»»

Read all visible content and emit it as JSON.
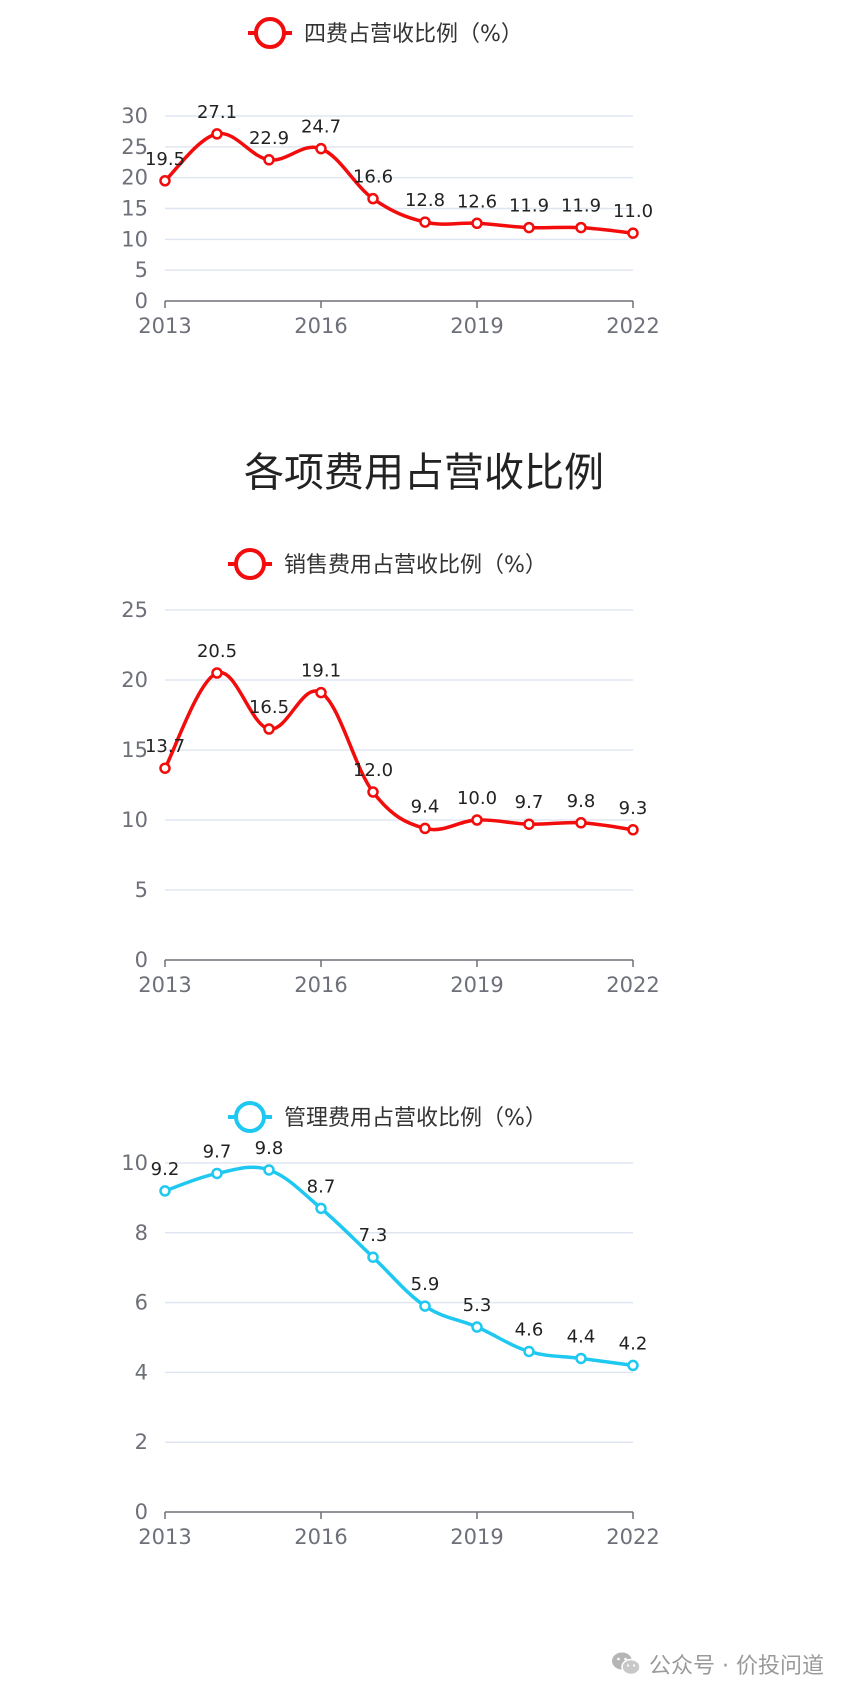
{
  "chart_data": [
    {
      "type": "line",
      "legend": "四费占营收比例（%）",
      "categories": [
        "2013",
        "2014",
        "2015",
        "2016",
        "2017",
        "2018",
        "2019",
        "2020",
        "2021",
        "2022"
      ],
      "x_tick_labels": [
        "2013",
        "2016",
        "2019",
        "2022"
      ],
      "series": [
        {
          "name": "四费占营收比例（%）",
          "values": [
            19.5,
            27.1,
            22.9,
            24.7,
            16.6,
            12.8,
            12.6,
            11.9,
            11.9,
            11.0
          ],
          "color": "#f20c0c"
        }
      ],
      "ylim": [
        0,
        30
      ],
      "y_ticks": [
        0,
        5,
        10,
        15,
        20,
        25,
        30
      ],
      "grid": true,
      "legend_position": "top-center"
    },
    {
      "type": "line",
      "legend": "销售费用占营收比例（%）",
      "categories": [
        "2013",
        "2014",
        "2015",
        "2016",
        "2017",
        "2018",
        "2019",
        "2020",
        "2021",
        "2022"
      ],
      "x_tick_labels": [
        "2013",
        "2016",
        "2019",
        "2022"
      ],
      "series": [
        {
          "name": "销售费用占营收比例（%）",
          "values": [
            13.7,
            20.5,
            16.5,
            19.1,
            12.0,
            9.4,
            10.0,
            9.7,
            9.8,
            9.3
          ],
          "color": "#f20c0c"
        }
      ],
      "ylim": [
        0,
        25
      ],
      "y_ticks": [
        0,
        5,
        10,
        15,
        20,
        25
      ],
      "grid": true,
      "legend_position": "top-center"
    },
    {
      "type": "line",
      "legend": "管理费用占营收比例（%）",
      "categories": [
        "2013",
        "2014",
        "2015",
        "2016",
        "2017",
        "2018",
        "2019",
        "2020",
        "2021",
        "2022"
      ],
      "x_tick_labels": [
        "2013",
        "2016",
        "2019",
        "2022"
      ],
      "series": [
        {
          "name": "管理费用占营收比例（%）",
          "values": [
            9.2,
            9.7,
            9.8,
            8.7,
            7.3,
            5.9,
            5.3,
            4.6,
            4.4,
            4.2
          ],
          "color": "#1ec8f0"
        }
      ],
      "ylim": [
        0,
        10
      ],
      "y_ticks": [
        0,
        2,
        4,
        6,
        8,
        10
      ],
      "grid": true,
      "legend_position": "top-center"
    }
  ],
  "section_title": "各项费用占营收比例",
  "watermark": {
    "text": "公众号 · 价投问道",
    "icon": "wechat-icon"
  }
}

««

Problem statement –
Repeat the records above exactly, leaving out the pictures.

Task result –
Read all visible content and emit it as JSON.
{
  "chart_data": [
    {
      "type": "line",
      "legend": "四费占营收比例（%）",
      "categories": [
        "2013",
        "2014",
        "2015",
        "2016",
        "2017",
        "2018",
        "2019",
        "2020",
        "2021",
        "2022"
      ],
      "x_tick_labels": [
        "2013",
        "2016",
        "2019",
        "2022"
      ],
      "series": [
        {
          "name": "四费占营收比例（%）",
          "values": [
            19.5,
            27.1,
            22.9,
            24.7,
            16.6,
            12.8,
            12.6,
            11.9,
            11.9,
            11.0
          ],
          "color": "#f20c0c"
        }
      ],
      "ylim": [
        0,
        30
      ],
      "y_ticks": [
        0,
        5,
        10,
        15,
        20,
        25,
        30
      ],
      "grid": true,
      "legend_position": "top-center"
    },
    {
      "type": "line",
      "legend": "销售费用占营收比例（%）",
      "categories": [
        "2013",
        "2014",
        "2015",
        "2016",
        "2017",
        "2018",
        "2019",
        "2020",
        "2021",
        "2022"
      ],
      "x_tick_labels": [
        "2013",
        "2016",
        "2019",
        "2022"
      ],
      "series": [
        {
          "name": "销售费用占营收比例（%）",
          "values": [
            13.7,
            20.5,
            16.5,
            19.1,
            12.0,
            9.4,
            10.0,
            9.7,
            9.8,
            9.3
          ],
          "color": "#f20c0c"
        }
      ],
      "ylim": [
        0,
        25
      ],
      "y_ticks": [
        0,
        5,
        10,
        15,
        20,
        25
      ],
      "grid": true,
      "legend_position": "top-center"
    },
    {
      "type": "line",
      "legend": "管理费用占营收比例（%）",
      "categories": [
        "2013",
        "2014",
        "2015",
        "2016",
        "2017",
        "2018",
        "2019",
        "2020",
        "2021",
        "2022"
      ],
      "x_tick_labels": [
        "2013",
        "2016",
        "2019",
        "2022"
      ],
      "series": [
        {
          "name": "管理费用占营收比例（%）",
          "values": [
            9.2,
            9.7,
            9.8,
            8.7,
            7.3,
            5.9,
            5.3,
            4.6,
            4.4,
            4.2
          ],
          "color": "#1ec8f0"
        }
      ],
      "ylim": [
        0,
        10
      ],
      "y_ticks": [
        0,
        2,
        4,
        6,
        8,
        10
      ],
      "grid": true,
      "legend_position": "top-center"
    }
  ],
  "section_title": "各项费用占营收比例",
  "watermark": {
    "text": "公众号 · 价投问道",
    "icon": "wechat-icon"
  }
}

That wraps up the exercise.